• **Prompt**:
Everything in the listing should be restated word for word.

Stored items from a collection
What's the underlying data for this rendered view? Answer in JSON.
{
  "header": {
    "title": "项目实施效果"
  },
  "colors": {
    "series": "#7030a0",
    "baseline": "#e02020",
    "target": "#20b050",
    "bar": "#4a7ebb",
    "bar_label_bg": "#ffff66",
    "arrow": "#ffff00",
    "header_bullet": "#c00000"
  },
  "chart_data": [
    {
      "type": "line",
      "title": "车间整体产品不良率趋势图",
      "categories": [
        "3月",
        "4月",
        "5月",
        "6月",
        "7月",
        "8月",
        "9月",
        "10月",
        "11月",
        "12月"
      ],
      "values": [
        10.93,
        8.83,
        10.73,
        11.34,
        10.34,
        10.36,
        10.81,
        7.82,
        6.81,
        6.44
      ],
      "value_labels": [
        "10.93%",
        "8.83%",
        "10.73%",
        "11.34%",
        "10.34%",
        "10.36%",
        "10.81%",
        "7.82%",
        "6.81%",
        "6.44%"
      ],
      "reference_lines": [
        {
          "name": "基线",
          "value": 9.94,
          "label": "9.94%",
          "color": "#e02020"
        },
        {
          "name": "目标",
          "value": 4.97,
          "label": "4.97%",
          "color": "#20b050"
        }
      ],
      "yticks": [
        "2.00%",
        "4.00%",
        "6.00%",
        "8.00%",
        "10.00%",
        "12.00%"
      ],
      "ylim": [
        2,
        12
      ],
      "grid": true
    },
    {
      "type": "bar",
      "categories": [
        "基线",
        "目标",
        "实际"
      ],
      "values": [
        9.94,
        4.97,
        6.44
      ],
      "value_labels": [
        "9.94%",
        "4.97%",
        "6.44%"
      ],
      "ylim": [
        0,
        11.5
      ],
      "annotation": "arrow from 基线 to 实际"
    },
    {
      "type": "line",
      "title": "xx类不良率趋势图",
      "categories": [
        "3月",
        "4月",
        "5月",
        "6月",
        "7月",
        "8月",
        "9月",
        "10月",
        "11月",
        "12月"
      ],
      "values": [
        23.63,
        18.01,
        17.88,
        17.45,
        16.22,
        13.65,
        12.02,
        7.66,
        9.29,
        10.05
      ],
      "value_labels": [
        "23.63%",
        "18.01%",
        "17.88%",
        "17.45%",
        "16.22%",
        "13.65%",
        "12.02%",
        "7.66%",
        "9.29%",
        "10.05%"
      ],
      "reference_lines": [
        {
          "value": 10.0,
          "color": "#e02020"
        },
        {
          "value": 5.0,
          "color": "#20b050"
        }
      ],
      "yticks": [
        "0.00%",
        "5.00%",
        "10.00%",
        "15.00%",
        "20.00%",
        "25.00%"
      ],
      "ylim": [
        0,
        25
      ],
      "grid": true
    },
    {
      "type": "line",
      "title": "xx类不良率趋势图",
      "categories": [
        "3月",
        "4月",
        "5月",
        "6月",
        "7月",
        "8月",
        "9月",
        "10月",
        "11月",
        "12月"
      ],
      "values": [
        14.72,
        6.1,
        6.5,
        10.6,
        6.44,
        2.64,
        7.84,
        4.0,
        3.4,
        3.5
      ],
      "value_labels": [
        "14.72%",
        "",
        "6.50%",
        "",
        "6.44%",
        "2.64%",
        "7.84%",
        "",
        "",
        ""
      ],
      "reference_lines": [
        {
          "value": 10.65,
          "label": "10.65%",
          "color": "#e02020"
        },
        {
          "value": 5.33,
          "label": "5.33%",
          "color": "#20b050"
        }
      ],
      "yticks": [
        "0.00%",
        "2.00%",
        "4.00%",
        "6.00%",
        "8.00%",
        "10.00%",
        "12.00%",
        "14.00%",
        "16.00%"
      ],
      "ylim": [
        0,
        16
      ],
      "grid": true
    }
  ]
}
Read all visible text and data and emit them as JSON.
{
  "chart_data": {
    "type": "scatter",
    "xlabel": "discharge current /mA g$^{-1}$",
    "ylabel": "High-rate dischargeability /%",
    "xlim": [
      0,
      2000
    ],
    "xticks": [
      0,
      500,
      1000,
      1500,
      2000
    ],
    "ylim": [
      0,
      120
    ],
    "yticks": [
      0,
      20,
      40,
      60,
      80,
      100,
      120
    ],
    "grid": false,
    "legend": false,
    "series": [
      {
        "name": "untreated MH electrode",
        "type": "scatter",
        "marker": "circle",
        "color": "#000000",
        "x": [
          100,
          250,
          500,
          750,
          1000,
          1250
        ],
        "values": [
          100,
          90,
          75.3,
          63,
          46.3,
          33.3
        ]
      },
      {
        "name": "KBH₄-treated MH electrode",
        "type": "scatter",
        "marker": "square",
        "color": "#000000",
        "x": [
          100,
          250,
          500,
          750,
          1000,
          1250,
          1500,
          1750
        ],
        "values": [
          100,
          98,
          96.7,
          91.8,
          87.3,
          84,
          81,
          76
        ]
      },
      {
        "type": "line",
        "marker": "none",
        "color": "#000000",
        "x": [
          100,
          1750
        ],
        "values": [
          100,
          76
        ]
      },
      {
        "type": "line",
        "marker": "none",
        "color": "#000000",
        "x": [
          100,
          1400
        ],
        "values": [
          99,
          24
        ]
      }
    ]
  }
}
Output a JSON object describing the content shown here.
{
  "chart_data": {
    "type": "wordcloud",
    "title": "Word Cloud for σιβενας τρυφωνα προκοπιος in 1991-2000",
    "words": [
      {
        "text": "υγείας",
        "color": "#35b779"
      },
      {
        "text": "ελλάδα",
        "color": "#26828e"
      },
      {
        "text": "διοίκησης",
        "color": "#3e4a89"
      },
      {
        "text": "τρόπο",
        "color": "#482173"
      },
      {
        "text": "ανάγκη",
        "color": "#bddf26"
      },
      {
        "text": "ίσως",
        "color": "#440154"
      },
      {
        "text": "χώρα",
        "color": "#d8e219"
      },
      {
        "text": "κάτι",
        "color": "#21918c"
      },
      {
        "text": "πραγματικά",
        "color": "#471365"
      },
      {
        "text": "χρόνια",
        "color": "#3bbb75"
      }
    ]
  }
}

• **Result of the exercise**:
What's the underlying data for this rendered view? Answer in JSON.
{
  "header": {
    "title": "项目实施效果"
  },
  "colors": {
    "series": "#7030a0",
    "baseline": "#e02020",
    "target": "#20b050",
    "bar": "#4a7ebb",
    "bar_label_bg": "#ffff66",
    "arrow": "#ffff00",
    "header_bullet": "#c00000"
  },
  "chart_data": [
    {
      "type": "line",
      "title": "车间整体产品不良率趋势图",
      "categories": [
        "3月",
        "4月",
        "5月",
        "6月",
        "7月",
        "8月",
        "9月",
        "10月",
        "11月",
        "12月"
      ],
      "values": [
        10.93,
        8.83,
        10.73,
        11.34,
        10.34,
        10.36,
        10.81,
        7.82,
        6.81,
        6.44
      ],
      "value_labels": [
        "10.93%",
        "8.83%",
        "10.73%",
        "11.34%",
        "10.34%",
        "10.36%",
        "10.81%",
        "7.82%",
        "6.81%",
        "6.44%"
      ],
      "reference_lines": [
        {
          "name": "基线",
          "value": 9.94,
          "label": "9.94%",
          "color": "#e02020"
        },
        {
          "name": "目标",
          "value": 4.97,
          "label": "4.97%",
          "color": "#20b050"
        }
      ],
      "yticks": [
        "2.00%",
        "4.00%",
        "6.00%",
        "8.00%",
        "10.00%",
        "12.00%"
      ],
      "ylim": [
        2,
        12
      ],
      "grid": true
    },
    {
      "type": "bar",
      "categories": [
        "基线",
        "目标",
        "实际"
      ],
      "values": [
        9.94,
        4.97,
        6.44
      ],
      "value_labels": [
        "9.94%",
        "4.97%",
        "6.44%"
      ],
      "ylim": [
        0,
        11.5
      ],
      "annotation": "arrow from 基线 to 实际"
    },
    {
      "type": "line",
      "title": "xx类不良率趋势图",
      "categories": [
        "3月",
        "4月",
        "5月",
        "6月",
        "7月",
        "8月",
        "9月",
        "10月",
        "11月",
        "12月"
      ],
      "values": [
        23.63,
        18.01,
        17.88,
        17.45,
        16.22,
        13.65,
        12.02,
        7.66,
        9.29,
        10.05
      ],
      "value_labels": [
        "23.63%",
        "18.01%",
        "17.88%",
        "17.45%",
        "16.22%",
        "13.65%",
        "12.02%",
        "7.66%",
        "9.29%",
        "10.05%"
      ],
      "reference_lines": [
        {
          "value": 10.0,
          "color": "#e02020"
        },
        {
          "value": 5.0,
          "color": "#20b050"
        }
      ],
      "yticks": [
        "0.00%",
        "5.00%",
        "10.00%",
        "15.00%",
        "20.00%",
        "25.00%"
      ],
      "ylim": [
        0,
        25
      ],
      "grid": true
    },
    {
      "type": "line",
      "title": "xx类不良率趋势图",
      "categories": [
        "3月",
        "4月",
        "5月",
        "6月",
        "7月",
        "8月",
        "9月",
        "10月",
        "11月",
        "12月"
      ],
      "values": [
        14.72,
        6.1,
        6.5,
        10.6,
        6.44,
        2.64,
        7.84,
        4.0,
        3.4,
        3.5
      ],
      "value_labels": [
        "14.72%",
        "",
        "6.50%",
        "",
        "6.44%",
        "2.64%",
        "7.84%",
        "",
        "",
        ""
      ],
      "reference_lines": [
        {
          "value": 10.65,
          "label": "10.65%",
          "color": "#e02020"
        },
        {
          "value": 5.33,
          "label": "5.33%",
          "color": "#20b050"
        }
      ],
      "yticks": [
        "0.00%",
        "2.00%",
        "4.00%",
        "6.00%",
        "8.00%",
        "10.00%",
        "12.00%",
        "14.00%",
        "16.00%"
      ],
      "ylim": [
        0,
        16
      ],
      "grid": true
    }
  ]
}
Read all visible text and data and emit them as JSON.
{
  "chart_data": {
    "type": "scatter",
    "xlabel": "discharge current /mA g$^{-1}$",
    "ylabel": "High-rate dischargeability /%",
    "xlim": [
      0,
      2000
    ],
    "xticks": [
      0,
      500,
      1000,
      1500,
      2000
    ],
    "ylim": [
      0,
      120
    ],
    "yticks": [
      0,
      20,
      40,
      60,
      80,
      100,
      120
    ],
    "grid": false,
    "legend": false,
    "series": [
      {
        "name": "untreated MH electrode",
        "type": "scatter",
        "marker": "circle",
        "color": "#000000",
        "x": [
          100,
          250,
          500,
          750,
          1000,
          1250
        ],
        "values": [
          100,
          90,
          75.3,
          63,
          46.3,
          33.3
        ]
      },
      {
        "name": "KBH₄-treated MH electrode",
        "type": "scatter",
        "marker": "square",
        "color": "#000000",
        "x": [
          100,
          250,
          500,
          750,
          1000,
          1250,
          1500,
          1750
        ],
        "values": [
          100,
          98,
          96.7,
          91.8,
          87.3,
          84,
          81,
          76
        ]
      },
      {
        "type": "line",
        "marker": "none",
        "color": "#000000",
        "x": [
          100,
          1750
        ],
        "values": [
          100,
          76
        ]
      },
      {
        "type": "line",
        "marker": "none",
        "color": "#000000",
        "x": [
          100,
          1400
        ],
        "values": [
          99,
          24
        ]
      }
    ]
  }
}
Output a JSON object describing the content shown here.
{
  "chart_data": {
    "type": "wordcloud",
    "title": "Word Cloud for σιβενας τρυφωνα προκοπιος in 1991-2000",
    "words": [
      {
        "text": "υγείας",
        "color": "#35b779"
      },
      {
        "text": "ελλάδα",
        "color": "#26828e"
      },
      {
        "text": "διοίκησης",
        "color": "#3e4a89"
      },
      {
        "text": "τρόπο",
        "color": "#482173"
      },
      {
        "text": "ανάγκη",
        "color": "#bddf26"
      },
      {
        "text": "ίσως",
        "color": "#440154"
      },
      {
        "text": "χώρα",
        "color": "#d8e219"
      },
      {
        "text": "κάτι",
        "color": "#21918c"
      },
      {
        "text": "πραγματικά",
        "color": "#471365"
      },
      {
        "text": "χρόνια",
        "color": "#3bbb75"
      }
    ]
  }
}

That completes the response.